§ DATASET RECORDS
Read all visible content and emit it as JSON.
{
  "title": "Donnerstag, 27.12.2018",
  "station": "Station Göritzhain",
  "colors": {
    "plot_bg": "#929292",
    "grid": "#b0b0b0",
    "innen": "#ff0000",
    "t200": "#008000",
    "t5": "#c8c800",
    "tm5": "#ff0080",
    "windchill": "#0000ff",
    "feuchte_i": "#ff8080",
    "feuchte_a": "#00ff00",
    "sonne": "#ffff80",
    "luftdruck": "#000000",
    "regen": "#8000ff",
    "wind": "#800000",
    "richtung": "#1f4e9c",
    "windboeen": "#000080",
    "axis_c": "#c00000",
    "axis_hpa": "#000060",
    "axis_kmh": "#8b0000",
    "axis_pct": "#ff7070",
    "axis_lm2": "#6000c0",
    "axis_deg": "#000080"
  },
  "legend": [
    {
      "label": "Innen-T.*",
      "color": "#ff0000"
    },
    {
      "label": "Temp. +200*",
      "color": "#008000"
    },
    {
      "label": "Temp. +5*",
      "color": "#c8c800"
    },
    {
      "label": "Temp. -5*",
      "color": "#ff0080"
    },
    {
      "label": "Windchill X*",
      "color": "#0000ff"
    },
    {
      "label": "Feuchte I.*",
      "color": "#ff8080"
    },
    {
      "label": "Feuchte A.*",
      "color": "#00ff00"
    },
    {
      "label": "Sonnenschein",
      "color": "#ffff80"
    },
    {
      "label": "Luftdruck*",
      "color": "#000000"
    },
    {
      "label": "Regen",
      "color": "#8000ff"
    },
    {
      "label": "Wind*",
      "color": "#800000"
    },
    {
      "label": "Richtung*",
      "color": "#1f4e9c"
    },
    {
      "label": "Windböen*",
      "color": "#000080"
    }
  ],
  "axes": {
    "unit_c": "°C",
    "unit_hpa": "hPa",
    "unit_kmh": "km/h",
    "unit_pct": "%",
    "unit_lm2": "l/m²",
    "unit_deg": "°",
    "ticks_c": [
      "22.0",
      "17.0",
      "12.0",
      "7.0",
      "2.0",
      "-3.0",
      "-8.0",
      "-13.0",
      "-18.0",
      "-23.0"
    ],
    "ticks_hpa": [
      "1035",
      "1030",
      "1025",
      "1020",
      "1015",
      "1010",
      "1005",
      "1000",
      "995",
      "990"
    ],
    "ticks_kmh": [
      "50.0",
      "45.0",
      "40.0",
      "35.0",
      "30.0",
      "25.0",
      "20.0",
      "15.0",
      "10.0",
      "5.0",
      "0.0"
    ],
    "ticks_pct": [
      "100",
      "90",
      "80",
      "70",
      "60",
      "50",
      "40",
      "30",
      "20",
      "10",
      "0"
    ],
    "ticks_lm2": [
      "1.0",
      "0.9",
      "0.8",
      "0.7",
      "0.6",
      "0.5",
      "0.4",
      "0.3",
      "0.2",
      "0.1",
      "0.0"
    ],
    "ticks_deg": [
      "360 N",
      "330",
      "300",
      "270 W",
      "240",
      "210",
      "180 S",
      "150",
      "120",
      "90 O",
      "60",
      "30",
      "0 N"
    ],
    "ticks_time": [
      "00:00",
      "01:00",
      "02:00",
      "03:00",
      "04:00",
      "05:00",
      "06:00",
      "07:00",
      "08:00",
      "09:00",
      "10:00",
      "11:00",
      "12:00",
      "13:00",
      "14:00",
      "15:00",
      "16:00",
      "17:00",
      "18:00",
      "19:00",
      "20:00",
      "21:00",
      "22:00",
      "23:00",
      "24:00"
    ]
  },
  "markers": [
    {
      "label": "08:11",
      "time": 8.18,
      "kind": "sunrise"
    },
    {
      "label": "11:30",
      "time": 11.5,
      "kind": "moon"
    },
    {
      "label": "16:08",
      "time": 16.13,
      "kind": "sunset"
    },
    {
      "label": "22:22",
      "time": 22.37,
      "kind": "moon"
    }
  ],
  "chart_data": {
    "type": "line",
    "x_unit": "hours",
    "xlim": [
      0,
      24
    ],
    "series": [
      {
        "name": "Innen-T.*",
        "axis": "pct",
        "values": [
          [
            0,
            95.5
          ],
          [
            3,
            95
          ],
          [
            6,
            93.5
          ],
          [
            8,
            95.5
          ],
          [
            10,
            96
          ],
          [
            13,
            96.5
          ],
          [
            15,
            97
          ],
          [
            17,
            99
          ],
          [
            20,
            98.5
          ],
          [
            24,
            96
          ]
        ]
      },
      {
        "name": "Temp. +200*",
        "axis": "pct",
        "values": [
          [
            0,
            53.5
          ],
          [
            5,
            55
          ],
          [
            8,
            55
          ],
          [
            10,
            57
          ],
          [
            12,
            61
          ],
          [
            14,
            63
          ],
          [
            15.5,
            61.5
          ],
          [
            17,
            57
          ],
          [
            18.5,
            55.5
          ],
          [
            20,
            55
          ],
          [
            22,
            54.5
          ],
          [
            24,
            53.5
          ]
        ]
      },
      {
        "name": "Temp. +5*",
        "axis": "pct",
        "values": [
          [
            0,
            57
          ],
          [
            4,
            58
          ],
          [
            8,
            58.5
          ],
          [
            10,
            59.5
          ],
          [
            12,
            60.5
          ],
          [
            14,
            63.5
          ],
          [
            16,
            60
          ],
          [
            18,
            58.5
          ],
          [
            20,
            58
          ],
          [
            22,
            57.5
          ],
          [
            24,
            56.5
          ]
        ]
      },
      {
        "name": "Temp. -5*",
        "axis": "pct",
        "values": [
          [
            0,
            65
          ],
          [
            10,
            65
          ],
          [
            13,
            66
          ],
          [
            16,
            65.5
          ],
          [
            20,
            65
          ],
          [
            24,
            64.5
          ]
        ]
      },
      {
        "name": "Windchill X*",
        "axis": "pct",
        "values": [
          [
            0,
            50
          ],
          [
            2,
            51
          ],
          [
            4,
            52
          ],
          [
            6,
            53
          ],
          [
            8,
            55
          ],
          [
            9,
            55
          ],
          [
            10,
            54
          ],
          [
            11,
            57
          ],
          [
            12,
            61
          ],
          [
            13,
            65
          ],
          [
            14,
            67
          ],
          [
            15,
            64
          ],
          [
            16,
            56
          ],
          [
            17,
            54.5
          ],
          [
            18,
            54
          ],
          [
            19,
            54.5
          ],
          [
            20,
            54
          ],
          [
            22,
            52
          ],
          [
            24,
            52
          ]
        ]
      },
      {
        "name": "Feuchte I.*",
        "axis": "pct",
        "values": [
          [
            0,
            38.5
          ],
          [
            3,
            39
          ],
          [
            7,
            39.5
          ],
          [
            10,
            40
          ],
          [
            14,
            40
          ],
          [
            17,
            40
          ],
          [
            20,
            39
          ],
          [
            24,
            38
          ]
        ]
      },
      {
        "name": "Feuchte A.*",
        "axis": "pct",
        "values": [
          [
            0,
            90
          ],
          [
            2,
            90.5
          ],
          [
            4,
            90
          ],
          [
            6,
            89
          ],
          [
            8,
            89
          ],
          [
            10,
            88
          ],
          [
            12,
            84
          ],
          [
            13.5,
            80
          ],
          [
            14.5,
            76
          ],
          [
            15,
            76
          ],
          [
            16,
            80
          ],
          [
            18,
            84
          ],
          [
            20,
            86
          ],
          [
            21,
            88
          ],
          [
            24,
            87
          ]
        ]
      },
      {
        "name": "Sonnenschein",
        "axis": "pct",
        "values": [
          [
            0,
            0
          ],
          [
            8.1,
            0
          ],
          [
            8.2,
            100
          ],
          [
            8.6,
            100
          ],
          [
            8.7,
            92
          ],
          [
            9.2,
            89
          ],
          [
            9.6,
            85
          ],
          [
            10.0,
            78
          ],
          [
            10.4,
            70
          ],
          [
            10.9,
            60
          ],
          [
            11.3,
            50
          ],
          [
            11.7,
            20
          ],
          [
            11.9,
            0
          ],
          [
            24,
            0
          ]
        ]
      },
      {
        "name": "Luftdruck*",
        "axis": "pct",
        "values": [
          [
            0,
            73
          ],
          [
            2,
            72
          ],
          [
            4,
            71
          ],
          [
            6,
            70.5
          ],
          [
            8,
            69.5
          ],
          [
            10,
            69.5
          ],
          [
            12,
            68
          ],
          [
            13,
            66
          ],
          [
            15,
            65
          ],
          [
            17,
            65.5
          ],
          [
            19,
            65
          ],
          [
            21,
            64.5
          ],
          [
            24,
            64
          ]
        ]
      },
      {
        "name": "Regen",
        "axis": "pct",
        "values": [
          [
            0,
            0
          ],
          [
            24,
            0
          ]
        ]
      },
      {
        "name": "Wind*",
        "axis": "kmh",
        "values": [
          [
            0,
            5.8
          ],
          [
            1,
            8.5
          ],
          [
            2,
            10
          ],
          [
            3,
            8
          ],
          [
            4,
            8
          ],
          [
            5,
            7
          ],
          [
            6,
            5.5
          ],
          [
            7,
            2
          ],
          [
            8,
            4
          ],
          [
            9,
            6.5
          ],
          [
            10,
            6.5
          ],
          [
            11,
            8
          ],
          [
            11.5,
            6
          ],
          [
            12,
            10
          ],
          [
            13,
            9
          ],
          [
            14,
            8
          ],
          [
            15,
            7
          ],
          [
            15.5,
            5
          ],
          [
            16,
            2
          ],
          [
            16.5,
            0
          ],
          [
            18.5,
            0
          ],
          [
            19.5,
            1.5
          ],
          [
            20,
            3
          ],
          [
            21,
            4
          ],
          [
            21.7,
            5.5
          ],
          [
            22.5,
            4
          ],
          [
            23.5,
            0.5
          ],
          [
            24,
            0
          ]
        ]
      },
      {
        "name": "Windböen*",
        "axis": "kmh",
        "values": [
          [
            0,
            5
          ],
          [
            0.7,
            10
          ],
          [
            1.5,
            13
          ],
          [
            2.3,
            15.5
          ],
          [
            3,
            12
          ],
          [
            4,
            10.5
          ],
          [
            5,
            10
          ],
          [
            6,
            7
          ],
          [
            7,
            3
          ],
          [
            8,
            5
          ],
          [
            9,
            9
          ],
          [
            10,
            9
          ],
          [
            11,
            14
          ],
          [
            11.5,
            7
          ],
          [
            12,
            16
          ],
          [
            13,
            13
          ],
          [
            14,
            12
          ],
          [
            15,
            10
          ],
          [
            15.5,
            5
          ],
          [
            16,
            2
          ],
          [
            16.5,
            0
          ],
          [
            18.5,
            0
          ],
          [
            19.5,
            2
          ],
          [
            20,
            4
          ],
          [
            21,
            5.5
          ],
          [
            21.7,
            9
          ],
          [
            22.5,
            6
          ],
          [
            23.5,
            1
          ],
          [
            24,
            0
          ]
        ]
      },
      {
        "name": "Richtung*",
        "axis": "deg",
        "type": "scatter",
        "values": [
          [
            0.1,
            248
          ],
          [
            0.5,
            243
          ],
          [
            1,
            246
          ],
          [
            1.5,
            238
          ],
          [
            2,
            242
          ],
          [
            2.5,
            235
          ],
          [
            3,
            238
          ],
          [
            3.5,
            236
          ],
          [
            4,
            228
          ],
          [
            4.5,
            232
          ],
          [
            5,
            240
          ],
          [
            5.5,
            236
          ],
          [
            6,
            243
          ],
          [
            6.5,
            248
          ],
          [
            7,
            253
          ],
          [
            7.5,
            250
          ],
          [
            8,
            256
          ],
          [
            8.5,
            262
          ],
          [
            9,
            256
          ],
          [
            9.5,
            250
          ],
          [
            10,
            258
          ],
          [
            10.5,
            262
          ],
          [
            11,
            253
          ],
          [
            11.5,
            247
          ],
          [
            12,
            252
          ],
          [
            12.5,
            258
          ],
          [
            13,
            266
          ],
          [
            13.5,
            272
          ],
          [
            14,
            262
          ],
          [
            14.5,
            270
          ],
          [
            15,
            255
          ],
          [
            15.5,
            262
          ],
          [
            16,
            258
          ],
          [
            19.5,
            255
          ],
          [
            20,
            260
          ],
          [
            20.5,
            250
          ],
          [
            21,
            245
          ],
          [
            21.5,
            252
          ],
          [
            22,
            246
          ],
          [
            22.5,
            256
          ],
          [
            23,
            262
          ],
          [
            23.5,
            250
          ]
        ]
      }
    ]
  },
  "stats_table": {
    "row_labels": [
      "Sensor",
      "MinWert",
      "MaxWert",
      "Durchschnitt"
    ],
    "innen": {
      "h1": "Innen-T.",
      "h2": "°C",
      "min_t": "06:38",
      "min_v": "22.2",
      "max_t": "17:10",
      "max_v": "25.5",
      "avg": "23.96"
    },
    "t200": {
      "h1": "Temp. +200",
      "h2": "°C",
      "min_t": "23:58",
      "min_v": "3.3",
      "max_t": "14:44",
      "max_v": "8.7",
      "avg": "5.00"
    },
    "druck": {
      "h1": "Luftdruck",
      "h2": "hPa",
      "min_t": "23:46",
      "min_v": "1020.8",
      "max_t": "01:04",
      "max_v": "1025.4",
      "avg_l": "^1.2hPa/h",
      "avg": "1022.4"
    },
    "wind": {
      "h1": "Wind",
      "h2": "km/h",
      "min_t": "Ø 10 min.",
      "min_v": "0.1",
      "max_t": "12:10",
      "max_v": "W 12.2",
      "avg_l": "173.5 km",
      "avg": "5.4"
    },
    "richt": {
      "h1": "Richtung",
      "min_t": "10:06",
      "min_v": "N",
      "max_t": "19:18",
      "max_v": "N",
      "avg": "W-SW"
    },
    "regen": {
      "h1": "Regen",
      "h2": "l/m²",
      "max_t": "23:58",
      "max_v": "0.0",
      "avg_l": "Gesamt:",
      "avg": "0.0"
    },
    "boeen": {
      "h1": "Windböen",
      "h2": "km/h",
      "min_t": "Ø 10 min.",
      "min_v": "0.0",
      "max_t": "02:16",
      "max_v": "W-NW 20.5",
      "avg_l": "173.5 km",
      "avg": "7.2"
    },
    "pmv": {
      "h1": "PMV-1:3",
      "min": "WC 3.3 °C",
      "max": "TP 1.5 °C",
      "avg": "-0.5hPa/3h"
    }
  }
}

§ WHAT TO WORK ON
Pick out each line that holds the string "Sonnenschein".

§ WRITTEN SOLUTION
      "label": "Sonnenschein",
        "name": "Sonnenschein",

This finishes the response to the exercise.